--- start of Supplied entries ---
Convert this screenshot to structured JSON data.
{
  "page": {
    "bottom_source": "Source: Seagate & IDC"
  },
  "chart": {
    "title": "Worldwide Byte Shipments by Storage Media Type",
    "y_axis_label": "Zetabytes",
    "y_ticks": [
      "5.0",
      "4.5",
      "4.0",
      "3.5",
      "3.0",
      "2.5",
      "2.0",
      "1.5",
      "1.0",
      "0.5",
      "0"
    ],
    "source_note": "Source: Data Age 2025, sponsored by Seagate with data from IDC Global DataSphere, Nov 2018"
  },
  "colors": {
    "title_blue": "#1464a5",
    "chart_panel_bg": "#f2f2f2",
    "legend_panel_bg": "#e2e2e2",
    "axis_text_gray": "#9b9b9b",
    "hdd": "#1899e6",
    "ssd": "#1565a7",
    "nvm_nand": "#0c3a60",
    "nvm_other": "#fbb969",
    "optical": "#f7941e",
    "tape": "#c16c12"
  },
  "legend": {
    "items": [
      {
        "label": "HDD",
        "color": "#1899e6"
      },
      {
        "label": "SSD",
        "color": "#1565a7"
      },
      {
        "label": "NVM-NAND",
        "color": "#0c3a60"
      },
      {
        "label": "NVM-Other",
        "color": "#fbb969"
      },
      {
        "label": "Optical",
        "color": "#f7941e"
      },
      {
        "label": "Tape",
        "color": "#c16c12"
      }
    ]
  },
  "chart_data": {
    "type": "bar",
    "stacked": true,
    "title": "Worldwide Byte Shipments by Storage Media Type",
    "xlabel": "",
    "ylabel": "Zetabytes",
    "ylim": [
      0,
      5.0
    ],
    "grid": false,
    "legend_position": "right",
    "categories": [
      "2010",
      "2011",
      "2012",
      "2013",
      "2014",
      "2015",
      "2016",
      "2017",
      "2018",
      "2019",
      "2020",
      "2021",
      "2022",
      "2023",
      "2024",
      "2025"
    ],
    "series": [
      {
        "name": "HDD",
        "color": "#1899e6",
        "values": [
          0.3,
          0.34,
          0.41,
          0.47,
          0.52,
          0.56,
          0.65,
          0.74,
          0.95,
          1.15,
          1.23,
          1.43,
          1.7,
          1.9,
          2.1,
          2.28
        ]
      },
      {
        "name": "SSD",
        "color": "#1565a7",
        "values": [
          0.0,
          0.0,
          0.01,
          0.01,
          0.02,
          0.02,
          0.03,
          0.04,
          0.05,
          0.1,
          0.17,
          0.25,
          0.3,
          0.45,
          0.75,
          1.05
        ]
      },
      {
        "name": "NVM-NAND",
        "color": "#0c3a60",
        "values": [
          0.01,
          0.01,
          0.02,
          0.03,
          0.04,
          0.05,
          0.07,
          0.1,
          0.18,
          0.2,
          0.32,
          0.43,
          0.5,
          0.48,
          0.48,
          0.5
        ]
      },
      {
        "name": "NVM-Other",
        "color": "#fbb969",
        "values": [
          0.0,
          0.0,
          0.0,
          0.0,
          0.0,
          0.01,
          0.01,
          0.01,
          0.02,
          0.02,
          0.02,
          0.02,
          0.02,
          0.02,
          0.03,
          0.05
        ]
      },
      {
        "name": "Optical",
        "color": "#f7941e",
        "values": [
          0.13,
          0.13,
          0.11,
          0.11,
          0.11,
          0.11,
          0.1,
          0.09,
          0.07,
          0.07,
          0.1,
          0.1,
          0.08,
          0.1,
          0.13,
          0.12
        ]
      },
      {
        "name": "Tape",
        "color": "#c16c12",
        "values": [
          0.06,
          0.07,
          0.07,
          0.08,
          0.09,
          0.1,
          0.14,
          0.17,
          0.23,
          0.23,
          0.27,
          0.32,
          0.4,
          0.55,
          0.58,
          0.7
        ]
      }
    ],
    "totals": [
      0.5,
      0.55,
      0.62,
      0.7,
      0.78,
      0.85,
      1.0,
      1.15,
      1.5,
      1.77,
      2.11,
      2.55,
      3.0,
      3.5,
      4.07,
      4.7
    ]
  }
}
--- end of Supplied entries ---
* [Task prompt]:
Restate every record exactly, leaving nothing out.

* [Answer for the task]:
Convert this screenshot to structured JSON data.
{
  "page": {
    "bottom_source": "Source: Seagate & IDC"
  },
  "chart": {
    "title": "Worldwide Byte Shipments by Storage Media Type",
    "y_axis_label": "Zetabytes",
    "y_ticks": [
      "5.0",
      "4.5",
      "4.0",
      "3.5",
      "3.0",
      "2.5",
      "2.0",
      "1.5",
      "1.0",
      "0.5",
      "0"
    ],
    "source_note": "Source: Data Age 2025, sponsored by Seagate with data from IDC Global DataSphere, Nov 2018"
  },
  "colors": {
    "title_blue": "#1464a5",
    "chart_panel_bg": "#f2f2f2",
    "legend_panel_bg": "#e2e2e2",
    "axis_text_gray": "#9b9b9b",
    "hdd": "#1899e6",
    "ssd": "#1565a7",
    "nvm_nand": "#0c3a60",
    "nvm_other": "#fbb969",
    "optical": "#f7941e",
    "tape": "#c16c12"
  },
  "legend": {
    "items": [
      {
        "label": "HDD",
        "color": "#1899e6"
      },
      {
        "label": "SSD",
        "color": "#1565a7"
      },
      {
        "label": "NVM-NAND",
        "color": "#0c3a60"
      },
      {
        "label": "NVM-Other",
        "color": "#fbb969"
      },
      {
        "label": "Optical",
        "color": "#f7941e"
      },
      {
        "label": "Tape",
        "color": "#c16c12"
      }
    ]
  },
  "chart_data": {
    "type": "bar",
    "stacked": true,
    "title": "Worldwide Byte Shipments by Storage Media Type",
    "xlabel": "",
    "ylabel": "Zetabytes",
    "ylim": [
      0,
      5.0
    ],
    "grid": false,
    "legend_position": "right",
    "categories": [
      "2010",
      "2011",
      "2012",
      "2013",
      "2014",
      "2015",
      "2016",
      "2017",
      "2018",
      "2019",
      "2020",
      "2021",
      "2022",
      "2023",
      "2024",
      "2025"
    ],
    "series": [
      {
        "name": "HDD",
        "color": "#1899e6",
        "values": [
          0.3,
          0.34,
          0.41,
          0.47,
          0.52,
          0.56,
          0.65,
          0.74,
          0.95,
          1.15,
          1.23,
          1.43,
          1.7,
          1.9,
          2.1,
          2.28
        ]
      },
      {
        "name": "SSD",
        "color": "#1565a7",
        "values": [
          0.0,
          0.0,
          0.01,
          0.01,
          0.02,
          0.02,
          0.03,
          0.04,
          0.05,
          0.1,
          0.17,
          0.25,
          0.3,
          0.45,
          0.75,
          1.05
        ]
      },
      {
        "name": "NVM-NAND",
        "color": "#0c3a60",
        "values": [
          0.01,
          0.01,
          0.02,
          0.03,
          0.04,
          0.05,
          0.07,
          0.1,
          0.18,
          0.2,
          0.32,
          0.43,
          0.5,
          0.48,
          0.48,
          0.5
        ]
      },
      {
        "name": "NVM-Other",
        "color": "#fbb969",
        "values": [
          0.0,
          0.0,
          0.0,
          0.0,
          0.0,
          0.01,
          0.01,
          0.01,
          0.02,
          0.02,
          0.02,
          0.02,
          0.02,
          0.02,
          0.03,
          0.05
        ]
      },
      {
        "name": "Optical",
        "color": "#f7941e",
        "values": [
          0.13,
          0.13,
          0.11,
          0.11,
          0.11,
          0.11,
          0.1,
          0.09,
          0.07,
          0.07,
          0.1,
          0.1,
          0.08,
          0.1,
          0.13,
          0.12
        ]
      },
      {
        "name": "Tape",
        "color": "#c16c12",
        "values": [
          0.06,
          0.07,
          0.07,
          0.08,
          0.09,
          0.1,
          0.14,
          0.17,
          0.23,
          0.23,
          0.27,
          0.32,
          0.4,
          0.55,
          0.58,
          0.7
        ]
      }
    ],
    "totals": [
      0.5,
      0.55,
      0.62,
      0.7,
      0.78,
      0.85,
      1.0,
      1.15,
      1.5,
      1.77,
      2.11,
      2.55,
      3.0,
      3.5,
      4.07,
      4.7
    ]
  }
}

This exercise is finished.